## Aim of the exercise
The entries below contain pictures. Retype everything except those pictures, exactly as given.

## Input records

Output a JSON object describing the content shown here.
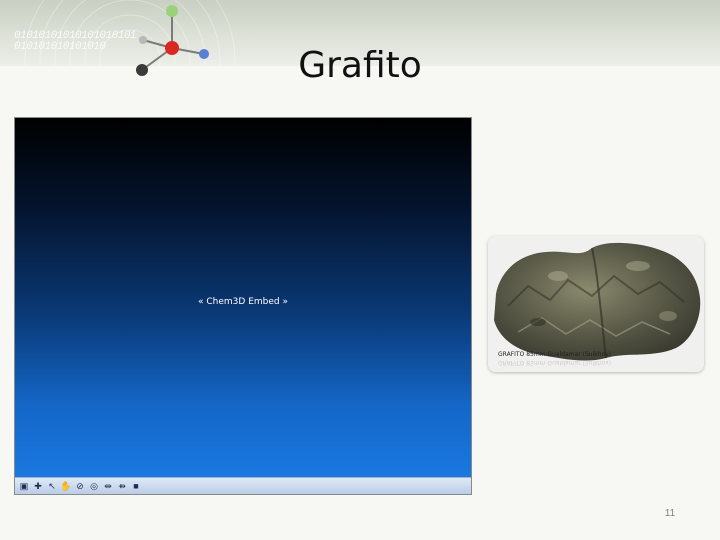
{
  "slide": {
    "title": "Grafito",
    "number": "11"
  },
  "header": {
    "binary_line_1": "01010101010101010101",
    "binary_line_2": "010101010101010"
  },
  "chem3d": {
    "placeholder": "« Chem3D Embed »",
    "view_gradient": [
      "#000000",
      "#0a3a78",
      "#1a78e0"
    ],
    "toolbar": [
      {
        "icon": "select-icon",
        "glyph": "▣"
      },
      {
        "icon": "rotate-icon",
        "glyph": "✚"
      },
      {
        "icon": "pointer-icon",
        "glyph": "↖"
      },
      {
        "icon": "hand-icon",
        "glyph": "✋"
      },
      {
        "icon": "zoom-icon",
        "glyph": "⊘"
      },
      {
        "icon": "magnify-icon",
        "glyph": "◎"
      },
      {
        "icon": "bond-icon",
        "glyph": "⇹"
      },
      {
        "icon": "atom-icon",
        "glyph": "⇻"
      },
      {
        "icon": "stop-icon",
        "glyph": "■"
      }
    ]
  },
  "photo": {
    "caption": "GRAFITO 85mm Gualdamar (Sulkhov)"
  }
}
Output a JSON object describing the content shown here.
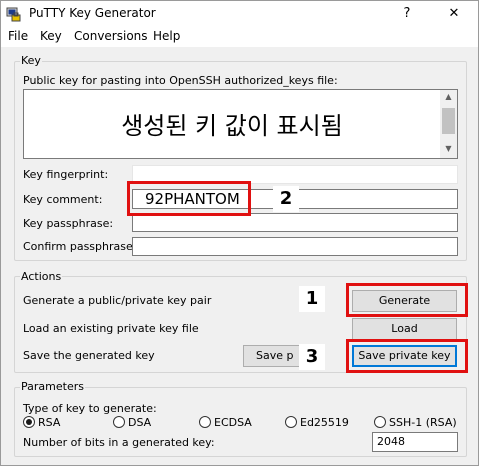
{
  "window": {
    "title": "PuTTY Key Generator",
    "help_glyph": "?",
    "close_glyph": "✕"
  },
  "menu": [
    "File",
    "Key",
    "Conversions",
    "Help"
  ],
  "key_group": {
    "label": "Key",
    "pubkey_label": "Public key for pasting into OpenSSH authorized_keys file:",
    "pubkey_overlay_text": "생성된 키 값이 표시됨",
    "fingerprint_label": "Key fingerprint:",
    "fingerprint_value": "",
    "comment_label": "Key comment:",
    "comment_value": "92PHANTOM",
    "passphrase_label": "Key passphrase:",
    "passphrase_value": "",
    "confirm_label": "Confirm passphrase:",
    "confirm_value": ""
  },
  "actions_group": {
    "label": "Actions",
    "generate_label": "Generate a public/private key pair",
    "generate_button": "Generate",
    "load_label": "Load an existing private key file",
    "load_button": "Load",
    "save_label": "Save the generated key",
    "save_public_button": "Save p",
    "save_private_button": "Save private key"
  },
  "params_group": {
    "label": "Parameters",
    "type_label": "Type of key to generate:",
    "key_types": [
      "RSA",
      "DSA",
      "ECDSA",
      "Ed25519",
      "SSH-1 (RSA)"
    ],
    "selected_type": "RSA",
    "bits_label": "Number of bits in a generated key:",
    "bits_value": "2048"
  },
  "annotations": [
    "1",
    "2",
    "3"
  ],
  "colors": {
    "highlight": "#e01010",
    "focus": "#0078d7"
  }
}
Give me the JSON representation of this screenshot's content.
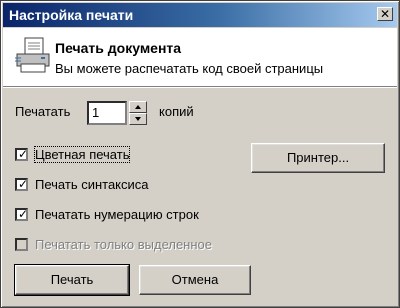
{
  "window": {
    "title": "Настройка печати",
    "close_symbol": "✕"
  },
  "header": {
    "title": "Печать документа",
    "subtitle": "Вы можете распечатать код своей страницы",
    "icon": "printer-document-icon"
  },
  "copies": {
    "label_before": "Печатать",
    "value": "1",
    "label_after": "копий"
  },
  "options": [
    {
      "label": "Цветная печать",
      "checked": true,
      "enabled": true,
      "focused": true
    },
    {
      "label": "Печать синтаксиса",
      "checked": true,
      "enabled": true,
      "focused": false
    },
    {
      "label": "Печатать нумерацию строк",
      "checked": true,
      "enabled": true,
      "focused": false
    },
    {
      "label": "Печатать только выделенное",
      "checked": false,
      "enabled": false,
      "focused": false
    }
  ],
  "buttons": {
    "printer": "Принтер...",
    "print": "Печать",
    "cancel": "Отмена"
  },
  "check_mark": "✓"
}
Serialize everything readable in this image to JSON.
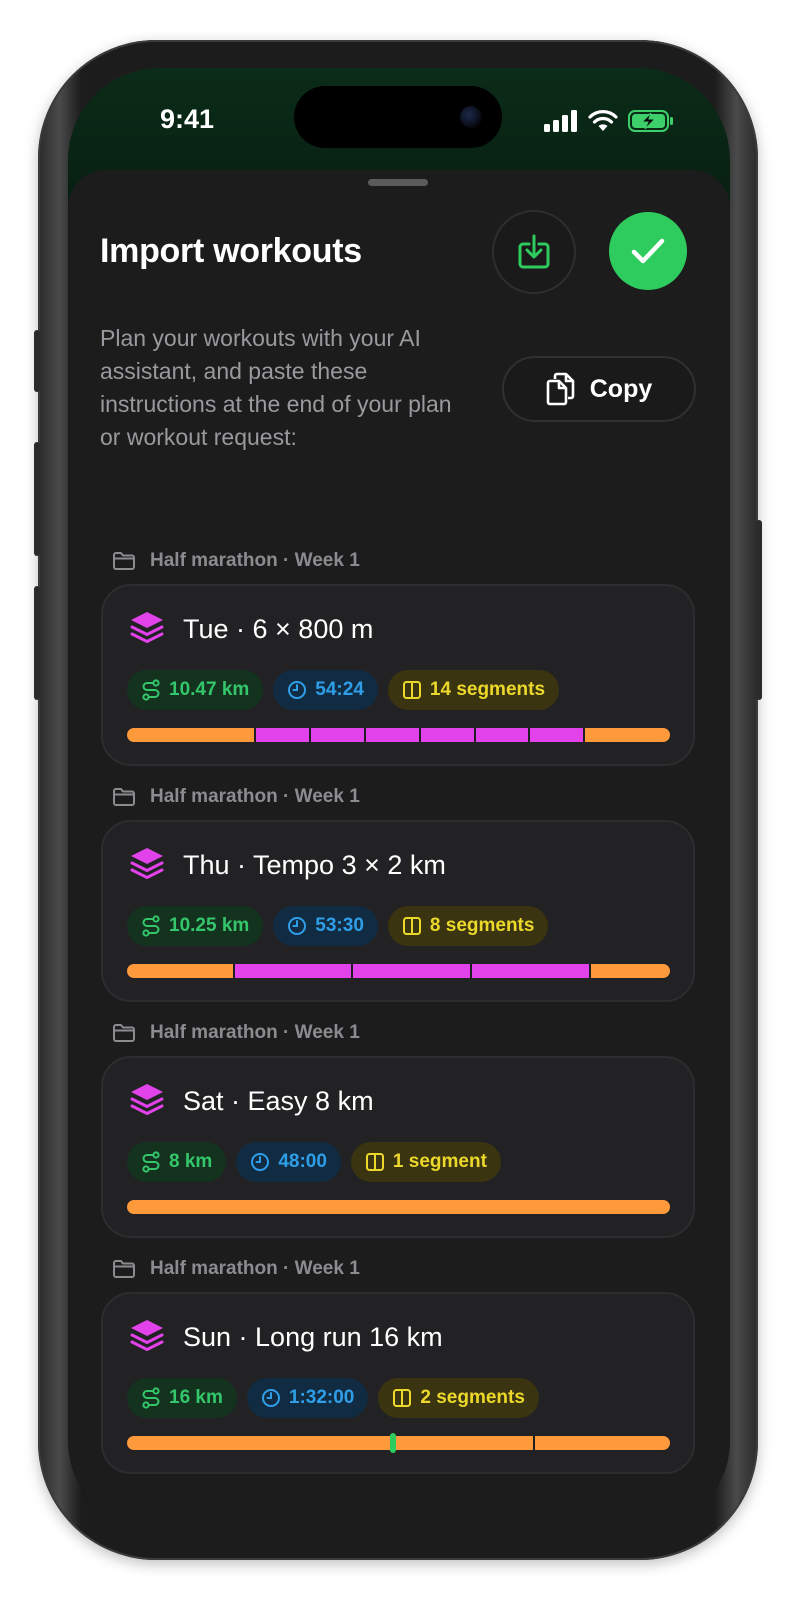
{
  "status": {
    "time": "9:41"
  },
  "header": {
    "title": "Import workouts"
  },
  "instructions": {
    "text": "Plan your workouts with your AI assistant, and paste these instructions at the end of your plan or workout request:",
    "copy_label": "Copy"
  },
  "colors": {
    "accent": "#2ecc5f",
    "distance": "#34c66a",
    "duration": "#2f9ee8",
    "segments": "#ecd82a",
    "easy": "#ff9a3c",
    "interval": "#e142ea",
    "workout_icon": "#e142ea"
  },
  "icons": {
    "import": "tray-download-icon",
    "confirm": "checkmark-icon",
    "copy": "documents-icon",
    "folder": "folder-icon",
    "workout": "layers-icon",
    "distance": "route-icon",
    "duration": "clock-icon",
    "segments": "columns-icon"
  },
  "workouts": [
    {
      "group": "Half marathon · Week 1",
      "title": "Tue · 6 × 800 m",
      "distance": "10.47 km",
      "duration": "54:24",
      "segments": "14 segments",
      "bar": [
        {
          "type": "orange",
          "weight": 2.4
        },
        {
          "type": "pink",
          "weight": 1
        },
        {
          "type": "pink",
          "weight": 1
        },
        {
          "type": "pink",
          "weight": 1
        },
        {
          "type": "pink",
          "weight": 1
        },
        {
          "type": "pink",
          "weight": 1
        },
        {
          "type": "pink",
          "weight": 1
        },
        {
          "type": "orange",
          "weight": 1.6
        }
      ]
    },
    {
      "group": "Half marathon · Week 1",
      "title": "Thu · Tempo 3 × 2 km",
      "distance": "10.25 km",
      "duration": "53:30",
      "segments": "8 segments",
      "bar": [
        {
          "type": "orange",
          "weight": 2
        },
        {
          "type": "pink",
          "weight": 2.2
        },
        {
          "type": "pink",
          "weight": 2.2
        },
        {
          "type": "pink",
          "weight": 2.2
        },
        {
          "type": "orange",
          "weight": 1.5
        }
      ]
    },
    {
      "group": "Half marathon · Week 1",
      "title": "Sat · Easy 8 km",
      "distance": "8 km",
      "duration": "48:00",
      "segments": "1 segment",
      "bar": [
        {
          "type": "orange",
          "weight": 1
        }
      ]
    },
    {
      "group": "Half marathon · Week 1",
      "title": "Sun · Long run 16 km",
      "distance": "16 km",
      "duration": "1:32:00",
      "segments": "2 segments",
      "bar": [
        {
          "type": "orange",
          "weight": 3
        },
        {
          "type": "orange",
          "weight": 1
        }
      ],
      "marker_fraction": 0.49
    }
  ]
}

## Task output
Output a JSON object describing the content shown here.
{
  "slide": {
    "title": "Grafito",
    "number": "11"
  },
  "header": {
    "binary_line_1": "01010101010101010101",
    "binary_line_2": "010101010101010"
  },
  "chem3d": {
    "placeholder": "« Chem3D Embed »",
    "view_gradient": [
      "#000000",
      "#0a3a78",
      "#1a78e0"
    ],
    "toolbar": [
      {
        "icon": "select-icon",
        "glyph": "▣"
      },
      {
        "icon": "rotate-icon",
        "glyph": "✚"
      },
      {
        "icon": "pointer-icon",
        "glyph": "↖"
      },
      {
        "icon": "hand-icon",
        "glyph": "✋"
      },
      {
        "icon": "zoom-icon",
        "glyph": "⊘"
      },
      {
        "icon": "magnify-icon",
        "glyph": "◎"
      },
      {
        "icon": "bond-icon",
        "glyph": "⇹"
      },
      {
        "icon": "atom-icon",
        "glyph": "⇻"
      },
      {
        "icon": "stop-icon",
        "glyph": "■"
      }
    ]
  },
  "photo": {
    "caption": "GRAFITO 85mm Gualdamar (Sulkhov)"
  }
}
Output a JSON object describing the content shown here.
{
  "window": {
    "title": "PuTTY Key Generator",
    "help_glyph": "?",
    "close_glyph": "✕"
  },
  "menu": [
    "File",
    "Key",
    "Conversions",
    "Help"
  ],
  "key_group": {
    "label": "Key",
    "pubkey_label": "Public key for pasting into OpenSSH authorized_keys file:",
    "pubkey_overlay_text": "생성된 키 값이 표시됨",
    "fingerprint_label": "Key fingerprint:",
    "fingerprint_value": "",
    "comment_label": "Key comment:",
    "comment_value": "92PHANTOM",
    "passphrase_label": "Key passphrase:",
    "passphrase_value": "",
    "confirm_label": "Confirm passphrase:",
    "confirm_value": ""
  },
  "actions_group": {
    "label": "Actions",
    "generate_label": "Generate a public/private key pair",
    "generate_button": "Generate",
    "load_label": "Load an existing private key file",
    "load_button": "Load",
    "save_label": "Save the generated key",
    "save_public_button": "Save p",
    "save_private_button": "Save private key"
  },
  "params_group": {
    "label": "Parameters",
    "type_label": "Type of key to generate:",
    "key_types": [
      "RSA",
      "DSA",
      "ECDSA",
      "Ed25519",
      "SSH-1 (RSA)"
    ],
    "selected_type": "RSA",
    "bits_label": "Number of bits in a generated key:",
    "bits_value": "2048"
  },
  "annotations": [
    "1",
    "2",
    "3"
  ],
  "colors": {
    "highlight": "#e01010",
    "focus": "#0078d7"
  }
}
Give me the JSON representation of this screenshot's content.
{
  "window": {
    "title": "Настройка печати",
    "close_symbol": "✕"
  },
  "header": {
    "title": "Печать документа",
    "subtitle": "Вы можете распечатать код своей страницы",
    "icon": "printer-document-icon"
  },
  "copies": {
    "label_before": "Печатать",
    "value": "1",
    "label_after": "копий"
  },
  "options": [
    {
      "label": "Цветная печать",
      "checked": true,
      "enabled": true,
      "focused": true
    },
    {
      "label": "Печать синтаксиса",
      "checked": true,
      "enabled": true,
      "focused": false
    },
    {
      "label": "Печатать нумерацию строк",
      "checked": true,
      "enabled": true,
      "focused": false
    },
    {
      "label": "Печатать только выделенное",
      "checked": false,
      "enabled": false,
      "focused": false
    }
  ],
  "buttons": {
    "printer": "Принтер...",
    "print": "Печать",
    "cancel": "Отмена"
  },
  "check_mark": "✓"
}
Serialize everything readable in this image to JSON.
{
  "status": {
    "time": "9:41"
  },
  "header": {
    "title": "Import workouts"
  },
  "instructions": {
    "text": "Plan your workouts with your AI assistant, and paste these instructions at the end of your plan or workout request:",
    "copy_label": "Copy"
  },
  "colors": {
    "accent": "#2ecc5f",
    "distance": "#34c66a",
    "duration": "#2f9ee8",
    "segments": "#ecd82a",
    "easy": "#ff9a3c",
    "interval": "#e142ea",
    "workout_icon": "#e142ea"
  },
  "icons": {
    "import": "tray-download-icon",
    "confirm": "checkmark-icon",
    "copy": "documents-icon",
    "folder": "folder-icon",
    "workout": "layers-icon",
    "distance": "route-icon",
    "duration": "clock-icon",
    "segments": "columns-icon"
  },
  "workouts": [
    {
      "group": "Half marathon · Week 1",
      "title": "Tue · 6 × 800 m",
      "distance": "10.47 km",
      "duration": "54:24",
      "segments": "14 segments",
      "bar": [
        {
          "type": "orange",
          "weight": 2.4
        },
        {
          "type": "pink",
          "weight": 1
        },
        {
          "type": "pink",
          "weight": 1
        },
        {
          "type": "pink",
          "weight": 1
        },
        {
          "type": "pink",
          "weight": 1
        },
        {
          "type": "pink",
          "weight": 1
        },
        {
          "type": "pink",
          "weight": 1
        },
        {
          "type": "orange",
          "weight": 1.6
        }
      ]
    },
    {
      "group": "Half marathon · Week 1",
      "title": "Thu · Tempo 3 × 2 km",
      "distance": "10.25 km",
      "duration": "53:30",
      "segments": "8 segments",
      "bar": [
        {
          "type": "orange",
          "weight": 2
        },
        {
          "type": "pink",
          "weight": 2.2
        },
        {
          "type": "pink",
          "weight": 2.2
        },
        {
          "type": "pink",
          "weight": 2.2
        },
        {
          "type": "orange",
          "weight": 1.5
        }
      ]
    },
    {
      "group": "Half marathon · Week 1",
      "title": "Sat · Easy 8 km",
      "distance": "8 km",
      "duration": "48:00",
      "segments": "1 segment",
      "bar": [
        {
          "type": "orange",
          "weight": 1
        }
      ]
    },
    {
      "group": "Half marathon · Week 1",
      "title": "Sun · Long run 16 km",
      "distance": "16 km",
      "duration": "1:32:00",
      "segments": "2 segments",
      "bar": [
        {
          "type": "orange",
          "weight": 3
        },
        {
          "type": "orange",
          "weight": 1
        }
      ],
      "marker_fraction": 0.49
    }
  ]
}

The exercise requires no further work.